Dataset items
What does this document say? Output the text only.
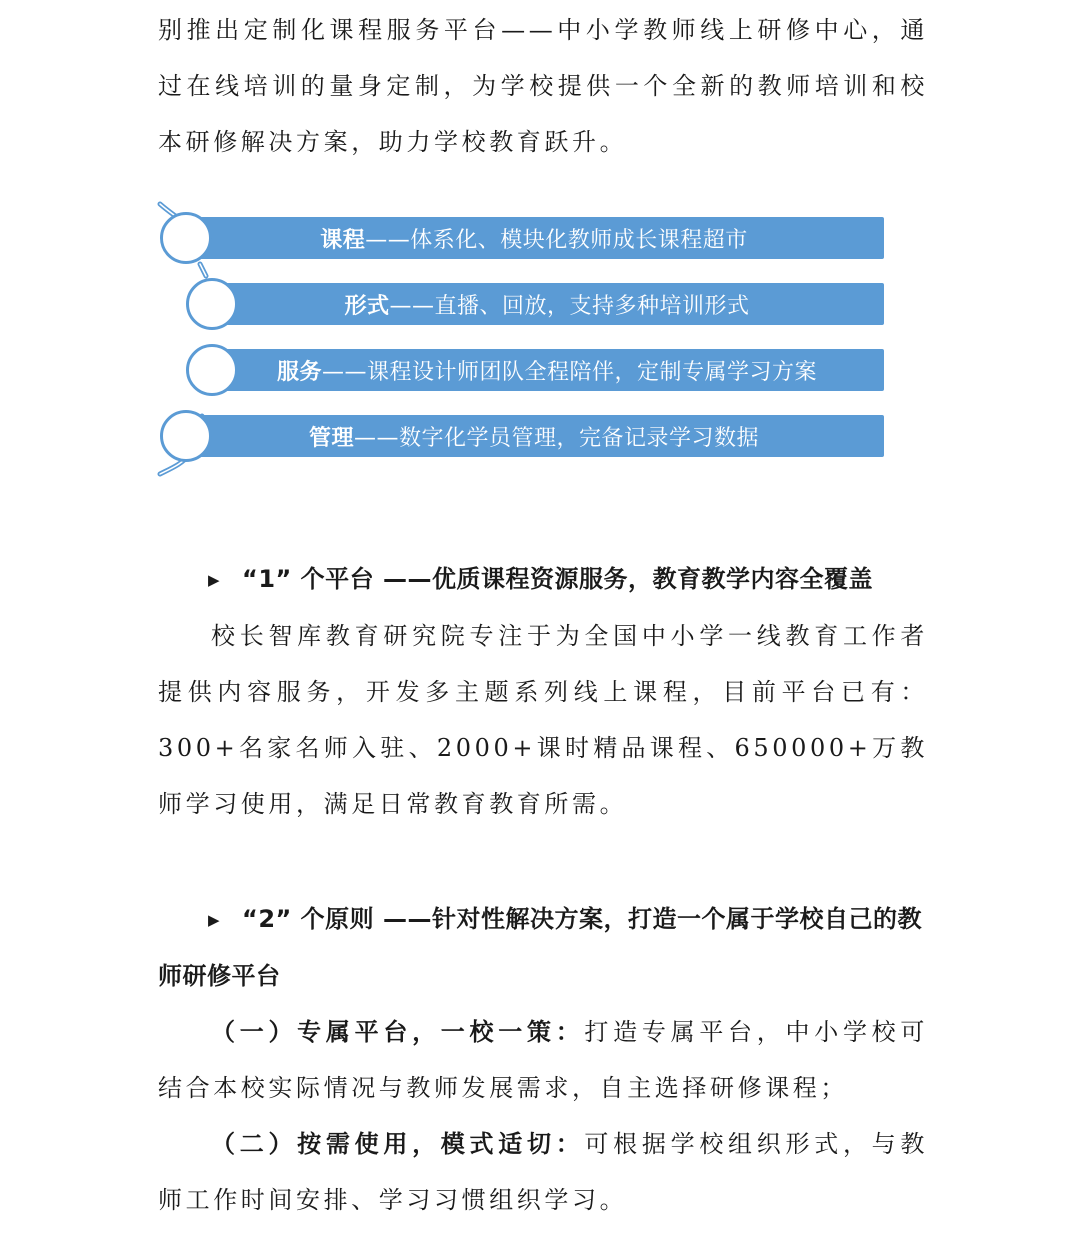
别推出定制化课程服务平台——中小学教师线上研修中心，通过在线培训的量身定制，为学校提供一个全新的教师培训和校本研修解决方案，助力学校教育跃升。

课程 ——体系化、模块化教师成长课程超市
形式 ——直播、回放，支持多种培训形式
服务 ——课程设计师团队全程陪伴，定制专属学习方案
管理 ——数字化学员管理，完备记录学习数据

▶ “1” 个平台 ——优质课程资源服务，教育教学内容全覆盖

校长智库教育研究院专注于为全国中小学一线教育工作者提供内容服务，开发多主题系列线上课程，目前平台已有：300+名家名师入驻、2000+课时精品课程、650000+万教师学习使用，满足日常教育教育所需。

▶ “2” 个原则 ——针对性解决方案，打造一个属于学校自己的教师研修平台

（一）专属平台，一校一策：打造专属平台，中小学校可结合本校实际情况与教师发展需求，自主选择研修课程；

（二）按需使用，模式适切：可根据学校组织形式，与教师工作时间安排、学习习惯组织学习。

#### WRITTEN TASK:
Leave out every picture and copy the rest of the records exactly.

#### EXPECTED OUTPUT:
What does this document say? Output the text only.
别推出定制化课程服务平台——中小学教师线上研修中心，通过在线培训的量身定制，为学校提供一个全新的教师培训和校本研修解决方案，助力学校教育跃升。

课程 ——体系化、模块化教师成长课程超市
形式 ——直播、回放，支持多种培训形式
服务 ——课程设计师团队全程陪伴，定制专属学习方案
管理 ——数字化学员管理，完备记录学习数据

▶ “1” 个平台 ——优质课程资源服务，教育教学内容全覆盖

校长智库教育研究院专注于为全国中小学一线教育工作者提供内容服务，开发多主题系列线上课程，目前平台已有：300+名家名师入驻、2000+课时精品课程、650000+万教师学习使用，满足日常教育教育所需。

▶ “2” 个原则 ——针对性解决方案，打造一个属于学校自己的教师研修平台

（一）专属平台，一校一策：打造专属平台，中小学校可结合本校实际情况与教师发展需求，自主选择研修课程；

（二）按需使用，模式适切：可根据学校组织形式，与教师工作时间安排、学习习惯组织学习。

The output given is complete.